#### [Selection]
::::

The Electron Pencil. Go there. Read. Like. Share.

The Pencil Today:

THE QUOTE

“If you mean to keep as well as possible, the less you think about your health the better.” — Oliver Wendell Holmes

LIFE IN FLORIDA

We’re back.

Now I can tell you: The Loved One and I had to make a quick trip down to Florida to take care of some family business. Swear to god, I’d decided to not to mention that we were going out of town before we did because I was afraid some reprobate who’d happened to wander onto this site might ransack Chez Big Mike while we were away.

And, caring human that I am, I didn’t want him to be torn to shreds by Steve the Dog, who was guarding the estate.

Vicious

Anyway, Florida. We got stuck under the canopy of Tropical Storm Debby, which had parked itself in the Gulf of Mexico just below the panhandle and so drenched us all five days we were in the Sunshine State.

I actually took pictures of the rain so as to prove to the citizenry of the Great State of Indiana that such a thing exists.

This is rain. It falls from the sky.

We drove all day Saturday and did the same thing all day Wednesday. 16½ hours each way. Yup. Sixteen and one half freaking hours.

I can report that neither The Loved One nor I attacked the other with the intent to cause bodily harm or death. Although the thought crossed my mind once or twice. Her’s too, I’d suppose.

Also, you won’t read this in Wikipedia or any of the usual travel guides but we found it to be all too true: the State of Georgia is the single largest landmass on the face of the Earth. Racing up I-75 from just south of Valdosta to the southern reaches of the Chattanooga metropolitan area took up a significant fraction of our lives.

Asia is but a mere islet compared to the Peach State. In which, BTW, we saw not one single peach. Lots of peanut fields, though.

Peanuts As Far As The Eye Can See

Perhaps the single thing which stood out during our trip was the absolute glut of billboards in Florida addressing the abortion issue. Well, one side of it, anyway. One read, “If you know you’re pregnant, your baby’s heart is already beating.”

We’d see a half dozen or more such billboards in any given mile stretch. Somebody’s obsessed, I tell you.

21st CENTURY TECHNOLOGY

Our hotel was on the ocean in Cocoa Beach (the town where Major Nelson and Jeannie lived, by the way.) Sadly we never once went out on the beach, for fear that we’d be swept away by the storm.

Cocoa Beach Couple

As an aside, I never shared my generation’s fascination with Barbara Eden as Jeannie. I’m certain I’d say that even if she’d been permitted to expose her navel (really, how weird is TV?) No, my fantasy TV chicks were Marlo Thomas, Barbara Feldon, and Elizabeth Montgomery.

::::

#### [Records shown]

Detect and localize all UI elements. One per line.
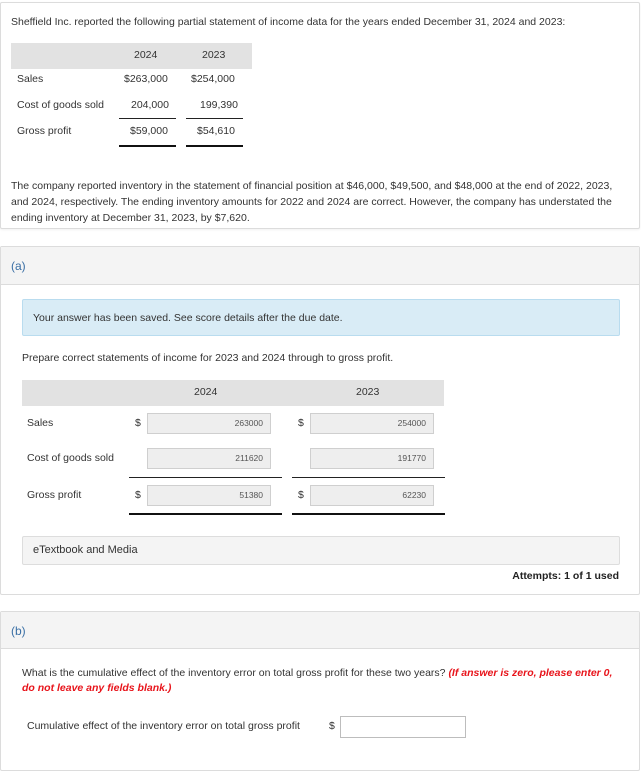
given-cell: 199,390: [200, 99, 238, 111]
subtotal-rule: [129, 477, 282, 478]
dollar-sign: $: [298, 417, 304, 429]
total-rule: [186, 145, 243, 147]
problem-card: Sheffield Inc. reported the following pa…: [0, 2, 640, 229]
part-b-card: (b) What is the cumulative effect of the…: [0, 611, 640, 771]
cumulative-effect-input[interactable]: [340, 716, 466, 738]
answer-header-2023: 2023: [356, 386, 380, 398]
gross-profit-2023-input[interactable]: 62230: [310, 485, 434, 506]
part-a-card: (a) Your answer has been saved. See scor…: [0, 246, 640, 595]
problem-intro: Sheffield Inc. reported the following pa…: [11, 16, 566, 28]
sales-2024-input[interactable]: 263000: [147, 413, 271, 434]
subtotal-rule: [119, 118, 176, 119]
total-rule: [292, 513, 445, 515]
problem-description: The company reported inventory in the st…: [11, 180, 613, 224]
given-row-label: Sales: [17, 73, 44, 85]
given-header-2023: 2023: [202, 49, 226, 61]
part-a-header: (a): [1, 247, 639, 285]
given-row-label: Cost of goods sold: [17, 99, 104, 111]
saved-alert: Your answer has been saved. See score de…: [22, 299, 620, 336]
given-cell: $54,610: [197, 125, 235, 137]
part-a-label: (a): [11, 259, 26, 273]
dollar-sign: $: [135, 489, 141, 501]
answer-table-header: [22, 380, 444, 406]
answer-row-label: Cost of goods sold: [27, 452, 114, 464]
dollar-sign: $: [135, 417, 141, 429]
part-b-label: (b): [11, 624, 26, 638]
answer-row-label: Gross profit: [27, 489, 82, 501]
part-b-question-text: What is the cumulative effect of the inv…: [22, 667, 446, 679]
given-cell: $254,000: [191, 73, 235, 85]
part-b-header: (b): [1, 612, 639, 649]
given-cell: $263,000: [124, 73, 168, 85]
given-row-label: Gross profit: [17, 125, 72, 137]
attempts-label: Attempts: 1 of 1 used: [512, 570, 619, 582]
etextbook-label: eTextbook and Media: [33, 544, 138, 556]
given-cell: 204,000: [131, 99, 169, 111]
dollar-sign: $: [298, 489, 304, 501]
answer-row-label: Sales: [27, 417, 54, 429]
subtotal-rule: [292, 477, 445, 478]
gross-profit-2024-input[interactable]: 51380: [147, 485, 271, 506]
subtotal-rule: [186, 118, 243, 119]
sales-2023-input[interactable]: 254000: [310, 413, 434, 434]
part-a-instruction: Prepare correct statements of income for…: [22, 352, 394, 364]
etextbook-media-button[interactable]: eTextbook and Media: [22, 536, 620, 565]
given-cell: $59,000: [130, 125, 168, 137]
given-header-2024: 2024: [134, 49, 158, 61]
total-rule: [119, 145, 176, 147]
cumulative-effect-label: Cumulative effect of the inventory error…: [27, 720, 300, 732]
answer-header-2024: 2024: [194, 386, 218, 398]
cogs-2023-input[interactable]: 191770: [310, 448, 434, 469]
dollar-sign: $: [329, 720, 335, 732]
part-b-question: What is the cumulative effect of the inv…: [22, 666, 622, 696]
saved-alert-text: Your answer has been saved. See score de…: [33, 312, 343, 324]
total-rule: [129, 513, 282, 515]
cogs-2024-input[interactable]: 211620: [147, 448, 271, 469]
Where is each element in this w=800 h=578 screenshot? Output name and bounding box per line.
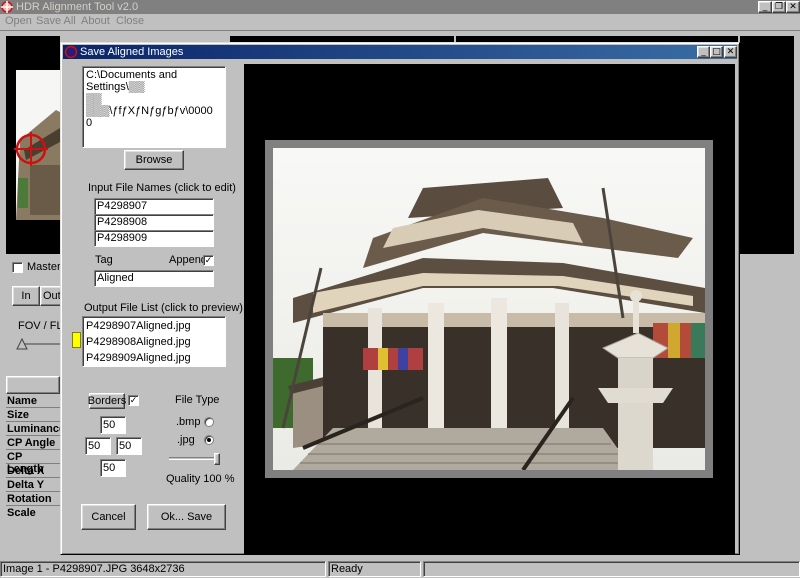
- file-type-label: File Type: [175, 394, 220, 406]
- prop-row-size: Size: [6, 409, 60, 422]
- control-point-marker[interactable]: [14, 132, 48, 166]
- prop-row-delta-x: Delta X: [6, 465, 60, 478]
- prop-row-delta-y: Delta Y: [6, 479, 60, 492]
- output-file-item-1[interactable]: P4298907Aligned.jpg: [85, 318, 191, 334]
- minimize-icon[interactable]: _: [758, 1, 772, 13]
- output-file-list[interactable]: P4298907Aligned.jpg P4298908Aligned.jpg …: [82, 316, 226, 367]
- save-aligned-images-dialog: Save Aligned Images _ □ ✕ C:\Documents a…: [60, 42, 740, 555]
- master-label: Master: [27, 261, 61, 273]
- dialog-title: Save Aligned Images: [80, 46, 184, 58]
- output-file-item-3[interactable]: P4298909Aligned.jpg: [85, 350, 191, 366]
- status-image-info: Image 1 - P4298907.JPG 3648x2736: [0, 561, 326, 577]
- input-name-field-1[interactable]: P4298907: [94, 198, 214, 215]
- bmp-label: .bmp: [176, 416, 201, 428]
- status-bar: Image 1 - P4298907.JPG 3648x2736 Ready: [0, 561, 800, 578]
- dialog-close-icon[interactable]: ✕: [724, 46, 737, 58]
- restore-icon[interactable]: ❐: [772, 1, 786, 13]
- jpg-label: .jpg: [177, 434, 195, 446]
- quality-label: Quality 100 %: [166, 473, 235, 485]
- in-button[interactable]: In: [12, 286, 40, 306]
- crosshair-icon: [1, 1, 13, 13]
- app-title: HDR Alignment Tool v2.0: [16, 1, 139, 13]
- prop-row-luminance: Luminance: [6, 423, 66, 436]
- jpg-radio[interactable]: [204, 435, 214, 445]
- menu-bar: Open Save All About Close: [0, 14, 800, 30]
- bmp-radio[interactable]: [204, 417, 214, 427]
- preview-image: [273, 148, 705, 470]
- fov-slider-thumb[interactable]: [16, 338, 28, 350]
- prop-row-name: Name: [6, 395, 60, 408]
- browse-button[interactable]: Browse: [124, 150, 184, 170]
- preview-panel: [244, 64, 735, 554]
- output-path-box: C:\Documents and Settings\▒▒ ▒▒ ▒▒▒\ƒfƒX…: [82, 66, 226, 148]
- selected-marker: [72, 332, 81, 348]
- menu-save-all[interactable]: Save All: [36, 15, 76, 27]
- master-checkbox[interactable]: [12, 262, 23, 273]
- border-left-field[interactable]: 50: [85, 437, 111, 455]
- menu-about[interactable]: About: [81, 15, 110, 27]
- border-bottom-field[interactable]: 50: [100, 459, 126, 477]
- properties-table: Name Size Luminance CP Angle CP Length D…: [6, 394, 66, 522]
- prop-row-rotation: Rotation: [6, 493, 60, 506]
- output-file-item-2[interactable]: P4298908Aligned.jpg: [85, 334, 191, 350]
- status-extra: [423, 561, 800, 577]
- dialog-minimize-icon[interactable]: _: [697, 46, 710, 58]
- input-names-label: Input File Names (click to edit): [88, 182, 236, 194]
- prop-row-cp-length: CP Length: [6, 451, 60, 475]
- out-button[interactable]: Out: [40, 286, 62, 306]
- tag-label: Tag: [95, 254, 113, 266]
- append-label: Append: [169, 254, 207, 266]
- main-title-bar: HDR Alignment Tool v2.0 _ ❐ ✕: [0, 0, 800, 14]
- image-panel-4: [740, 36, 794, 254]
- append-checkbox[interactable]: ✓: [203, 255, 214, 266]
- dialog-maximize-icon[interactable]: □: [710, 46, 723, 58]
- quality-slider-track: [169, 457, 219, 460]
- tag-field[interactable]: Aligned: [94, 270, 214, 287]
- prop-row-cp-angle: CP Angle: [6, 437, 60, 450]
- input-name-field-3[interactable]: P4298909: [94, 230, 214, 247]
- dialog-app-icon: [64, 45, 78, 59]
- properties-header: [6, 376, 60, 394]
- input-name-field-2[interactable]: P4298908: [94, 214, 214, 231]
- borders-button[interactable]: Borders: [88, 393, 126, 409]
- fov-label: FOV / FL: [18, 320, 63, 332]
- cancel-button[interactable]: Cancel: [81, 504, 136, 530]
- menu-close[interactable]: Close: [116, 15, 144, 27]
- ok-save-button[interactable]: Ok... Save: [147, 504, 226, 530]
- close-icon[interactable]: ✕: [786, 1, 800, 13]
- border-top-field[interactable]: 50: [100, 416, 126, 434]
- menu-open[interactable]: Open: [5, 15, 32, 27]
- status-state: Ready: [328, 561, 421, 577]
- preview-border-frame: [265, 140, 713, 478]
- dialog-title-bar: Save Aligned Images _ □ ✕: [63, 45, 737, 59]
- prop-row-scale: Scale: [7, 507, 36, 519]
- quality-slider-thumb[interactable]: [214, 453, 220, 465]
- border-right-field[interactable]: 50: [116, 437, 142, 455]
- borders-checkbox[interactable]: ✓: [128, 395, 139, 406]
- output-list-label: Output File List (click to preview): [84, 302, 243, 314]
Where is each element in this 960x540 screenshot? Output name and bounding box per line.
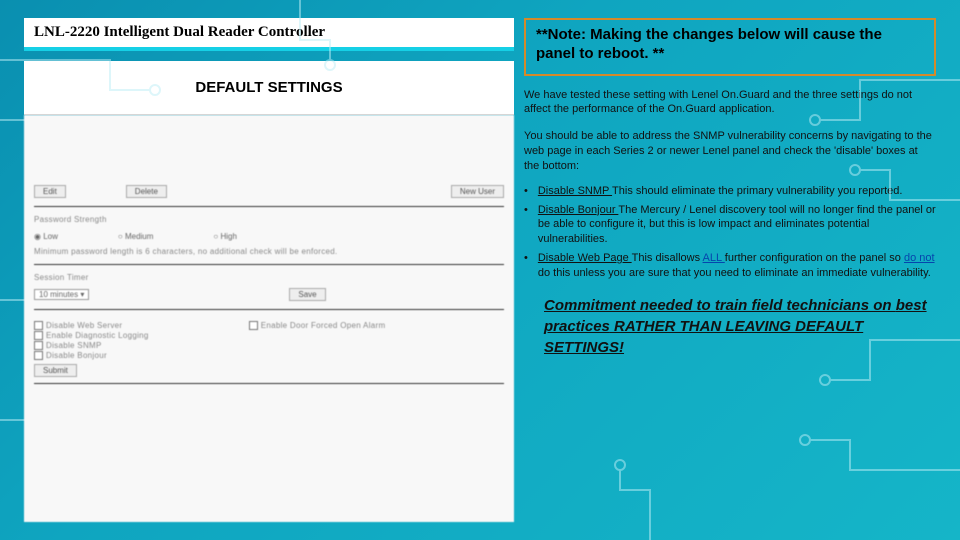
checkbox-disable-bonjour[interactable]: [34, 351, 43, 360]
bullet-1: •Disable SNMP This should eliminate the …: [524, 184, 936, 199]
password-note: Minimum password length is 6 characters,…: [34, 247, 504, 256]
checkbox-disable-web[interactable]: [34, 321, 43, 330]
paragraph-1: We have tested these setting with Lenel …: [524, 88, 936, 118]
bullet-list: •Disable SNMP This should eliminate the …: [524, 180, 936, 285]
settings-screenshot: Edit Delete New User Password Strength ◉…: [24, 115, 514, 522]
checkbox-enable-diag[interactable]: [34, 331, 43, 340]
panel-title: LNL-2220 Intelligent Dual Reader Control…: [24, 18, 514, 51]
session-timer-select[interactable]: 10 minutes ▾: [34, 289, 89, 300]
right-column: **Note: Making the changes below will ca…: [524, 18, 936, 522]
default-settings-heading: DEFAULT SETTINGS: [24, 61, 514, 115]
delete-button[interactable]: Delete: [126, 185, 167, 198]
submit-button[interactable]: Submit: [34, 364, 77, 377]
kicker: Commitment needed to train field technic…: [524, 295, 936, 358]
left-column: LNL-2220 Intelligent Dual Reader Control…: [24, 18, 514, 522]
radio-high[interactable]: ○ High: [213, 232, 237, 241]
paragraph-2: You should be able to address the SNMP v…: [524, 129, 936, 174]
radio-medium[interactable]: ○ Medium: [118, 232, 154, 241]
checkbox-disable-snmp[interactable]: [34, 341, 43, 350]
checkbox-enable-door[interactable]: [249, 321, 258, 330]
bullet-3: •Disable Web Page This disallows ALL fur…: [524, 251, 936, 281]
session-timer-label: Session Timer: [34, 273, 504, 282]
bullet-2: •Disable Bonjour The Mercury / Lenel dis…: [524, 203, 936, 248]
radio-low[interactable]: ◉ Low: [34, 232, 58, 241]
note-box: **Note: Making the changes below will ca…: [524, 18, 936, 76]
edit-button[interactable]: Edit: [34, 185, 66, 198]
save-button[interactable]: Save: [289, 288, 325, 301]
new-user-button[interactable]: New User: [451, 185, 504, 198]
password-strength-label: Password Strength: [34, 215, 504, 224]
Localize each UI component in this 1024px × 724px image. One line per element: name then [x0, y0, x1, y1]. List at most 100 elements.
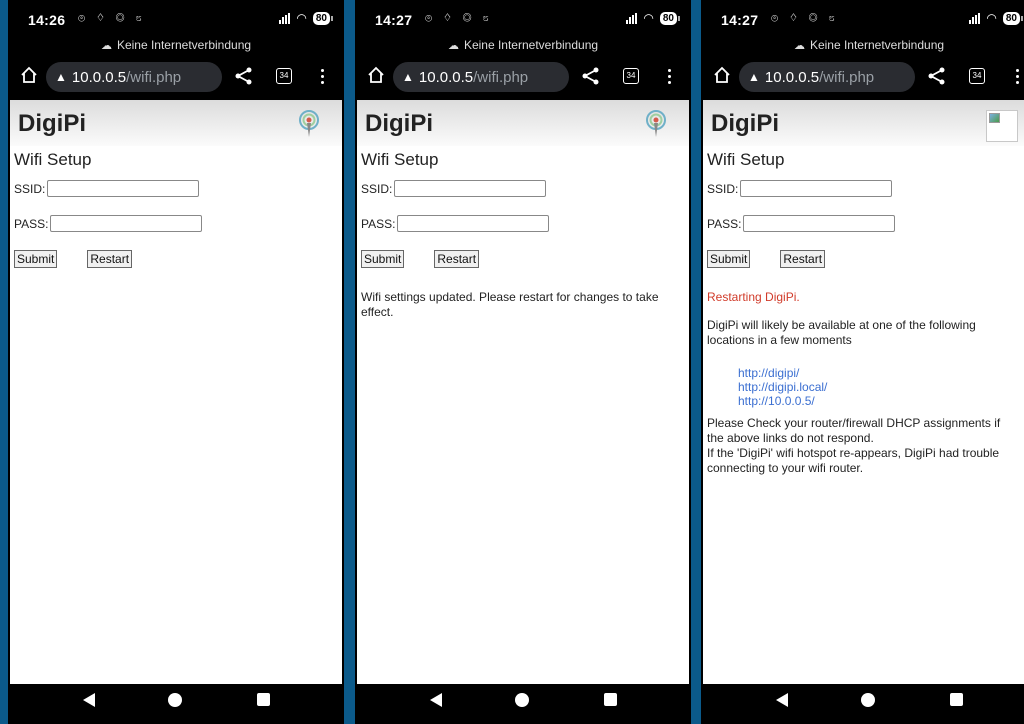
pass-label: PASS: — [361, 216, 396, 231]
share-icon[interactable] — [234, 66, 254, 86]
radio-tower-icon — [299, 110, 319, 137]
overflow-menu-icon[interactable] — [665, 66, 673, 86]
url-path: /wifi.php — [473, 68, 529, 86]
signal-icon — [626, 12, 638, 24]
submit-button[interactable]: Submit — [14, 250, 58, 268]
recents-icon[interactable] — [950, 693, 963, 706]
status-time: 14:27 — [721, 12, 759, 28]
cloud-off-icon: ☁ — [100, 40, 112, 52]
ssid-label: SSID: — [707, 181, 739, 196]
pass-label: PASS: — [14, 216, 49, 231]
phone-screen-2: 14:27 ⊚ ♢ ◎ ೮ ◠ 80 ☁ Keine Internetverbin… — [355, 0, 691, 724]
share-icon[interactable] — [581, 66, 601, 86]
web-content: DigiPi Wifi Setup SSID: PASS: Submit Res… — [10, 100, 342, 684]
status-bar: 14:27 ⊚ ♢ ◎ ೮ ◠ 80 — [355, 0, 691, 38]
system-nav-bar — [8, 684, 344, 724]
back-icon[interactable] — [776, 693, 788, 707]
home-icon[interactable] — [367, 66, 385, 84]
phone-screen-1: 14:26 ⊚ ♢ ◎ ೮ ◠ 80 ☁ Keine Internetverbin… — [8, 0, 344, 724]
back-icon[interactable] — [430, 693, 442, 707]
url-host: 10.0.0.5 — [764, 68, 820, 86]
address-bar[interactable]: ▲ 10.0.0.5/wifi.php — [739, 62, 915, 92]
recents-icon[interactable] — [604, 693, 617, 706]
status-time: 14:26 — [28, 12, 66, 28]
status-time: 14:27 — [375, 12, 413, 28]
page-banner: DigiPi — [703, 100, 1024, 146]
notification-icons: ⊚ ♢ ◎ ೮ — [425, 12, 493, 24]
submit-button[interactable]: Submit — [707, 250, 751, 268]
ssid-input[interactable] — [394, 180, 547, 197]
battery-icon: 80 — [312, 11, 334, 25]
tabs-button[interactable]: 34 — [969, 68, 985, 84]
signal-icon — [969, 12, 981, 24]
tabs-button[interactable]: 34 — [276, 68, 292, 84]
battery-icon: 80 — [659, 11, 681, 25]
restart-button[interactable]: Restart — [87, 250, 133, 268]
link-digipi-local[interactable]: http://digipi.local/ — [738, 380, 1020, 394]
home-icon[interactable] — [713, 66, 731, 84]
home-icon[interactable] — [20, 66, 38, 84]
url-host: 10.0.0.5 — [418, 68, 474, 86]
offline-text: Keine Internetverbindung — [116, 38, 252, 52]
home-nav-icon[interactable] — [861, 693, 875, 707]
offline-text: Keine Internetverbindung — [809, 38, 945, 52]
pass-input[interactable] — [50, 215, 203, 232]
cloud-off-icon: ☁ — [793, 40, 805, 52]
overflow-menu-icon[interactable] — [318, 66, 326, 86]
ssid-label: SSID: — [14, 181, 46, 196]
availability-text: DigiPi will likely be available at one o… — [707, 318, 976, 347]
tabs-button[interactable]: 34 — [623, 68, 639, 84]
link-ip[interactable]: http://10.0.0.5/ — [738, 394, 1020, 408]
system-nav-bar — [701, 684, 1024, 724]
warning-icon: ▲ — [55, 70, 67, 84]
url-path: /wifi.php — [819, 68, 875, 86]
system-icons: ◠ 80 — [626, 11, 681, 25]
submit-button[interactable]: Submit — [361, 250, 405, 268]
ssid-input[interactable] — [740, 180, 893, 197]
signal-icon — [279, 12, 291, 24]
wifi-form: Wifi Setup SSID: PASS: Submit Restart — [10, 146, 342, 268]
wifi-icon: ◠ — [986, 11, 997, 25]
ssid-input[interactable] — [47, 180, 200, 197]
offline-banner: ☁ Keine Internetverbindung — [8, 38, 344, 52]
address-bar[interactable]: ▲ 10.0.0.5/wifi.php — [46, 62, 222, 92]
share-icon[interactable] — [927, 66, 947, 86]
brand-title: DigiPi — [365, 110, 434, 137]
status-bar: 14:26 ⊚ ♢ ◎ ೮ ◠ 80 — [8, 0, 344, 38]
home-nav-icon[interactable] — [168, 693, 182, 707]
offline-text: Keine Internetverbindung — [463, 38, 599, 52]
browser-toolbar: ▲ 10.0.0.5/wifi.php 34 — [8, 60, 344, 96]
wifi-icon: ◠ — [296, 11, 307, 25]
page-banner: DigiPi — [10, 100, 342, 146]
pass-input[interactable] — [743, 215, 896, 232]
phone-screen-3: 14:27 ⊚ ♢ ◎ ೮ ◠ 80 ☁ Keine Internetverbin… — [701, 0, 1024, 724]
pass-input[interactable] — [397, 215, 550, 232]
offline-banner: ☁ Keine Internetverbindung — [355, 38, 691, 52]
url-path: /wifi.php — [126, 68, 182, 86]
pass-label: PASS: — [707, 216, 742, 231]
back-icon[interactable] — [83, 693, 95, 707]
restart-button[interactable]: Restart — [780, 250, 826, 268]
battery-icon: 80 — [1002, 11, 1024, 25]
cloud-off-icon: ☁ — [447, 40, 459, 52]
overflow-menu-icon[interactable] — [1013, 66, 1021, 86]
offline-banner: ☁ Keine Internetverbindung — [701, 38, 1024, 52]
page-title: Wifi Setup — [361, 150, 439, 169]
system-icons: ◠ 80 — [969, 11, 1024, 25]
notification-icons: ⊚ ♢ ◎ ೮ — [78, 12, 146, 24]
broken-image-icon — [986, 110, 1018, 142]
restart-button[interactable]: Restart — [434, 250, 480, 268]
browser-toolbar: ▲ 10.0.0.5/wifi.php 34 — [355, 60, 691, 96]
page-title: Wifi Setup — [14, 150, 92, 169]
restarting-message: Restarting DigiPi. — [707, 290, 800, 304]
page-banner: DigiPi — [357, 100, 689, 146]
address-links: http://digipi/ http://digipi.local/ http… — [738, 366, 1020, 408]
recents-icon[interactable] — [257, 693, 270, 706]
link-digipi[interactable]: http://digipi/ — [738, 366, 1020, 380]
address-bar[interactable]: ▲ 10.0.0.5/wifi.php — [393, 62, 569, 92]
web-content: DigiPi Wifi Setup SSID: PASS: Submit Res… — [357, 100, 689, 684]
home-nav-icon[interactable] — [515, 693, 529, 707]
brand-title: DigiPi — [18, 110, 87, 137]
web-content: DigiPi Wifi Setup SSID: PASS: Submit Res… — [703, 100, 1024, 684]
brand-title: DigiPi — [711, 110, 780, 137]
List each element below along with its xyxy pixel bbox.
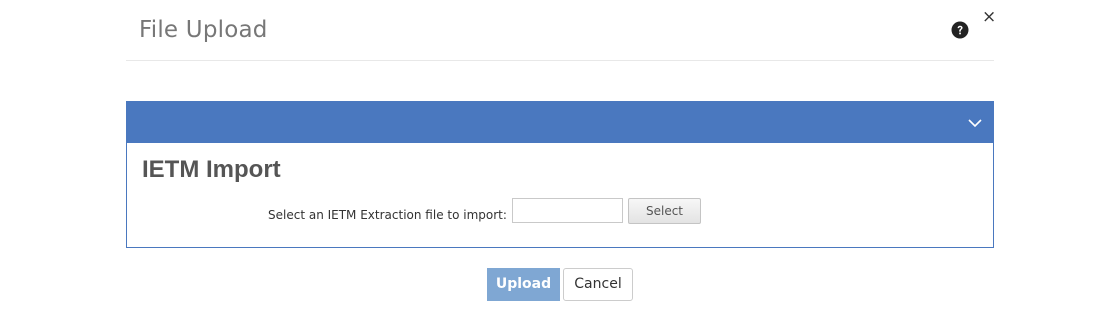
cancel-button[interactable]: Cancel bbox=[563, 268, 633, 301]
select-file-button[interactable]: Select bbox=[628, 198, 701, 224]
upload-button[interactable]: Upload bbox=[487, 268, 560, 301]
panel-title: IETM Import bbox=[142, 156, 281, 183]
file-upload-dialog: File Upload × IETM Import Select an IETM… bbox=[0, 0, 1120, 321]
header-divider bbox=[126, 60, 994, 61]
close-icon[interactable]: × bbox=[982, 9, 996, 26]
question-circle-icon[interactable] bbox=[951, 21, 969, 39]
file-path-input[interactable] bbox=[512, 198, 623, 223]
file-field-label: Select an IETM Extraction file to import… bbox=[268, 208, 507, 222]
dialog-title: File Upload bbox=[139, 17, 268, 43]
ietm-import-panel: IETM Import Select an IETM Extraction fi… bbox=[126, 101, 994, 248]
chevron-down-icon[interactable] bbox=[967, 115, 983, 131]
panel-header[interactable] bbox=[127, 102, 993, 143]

::::

Update the passage of the Florida trip post starting with "This is rain." and going on through "peanut fields, though.". Write it out again with "Peach State" changed to "Empire State of the South".

This is rain. It falls from the sky.

We drove all day Saturday and did the same thing all day Wednesday. 16½ hours each way. Yup. Sixteen and one half freaking hours.

I can report that neither The Loved One nor I attacked the other with the intent to cause bodily harm or death. Although the thought crossed my mind once or twice. Her’s too, I’d suppose.

Also, you won’t read this in Wikipedia or any of the usual travel guides but we found it to be all too true: the State of Georgia is the single largest landmass on the face of the Earth. Racing up I-75 from just south of Valdosta to the southern reaches of the Chattanooga metropolitan area took up a significant fraction of our lives.

Asia is but a mere islet compared to the Empire State of the South. In which, BTW, we saw not one single peach. Lots of peanut fields, though.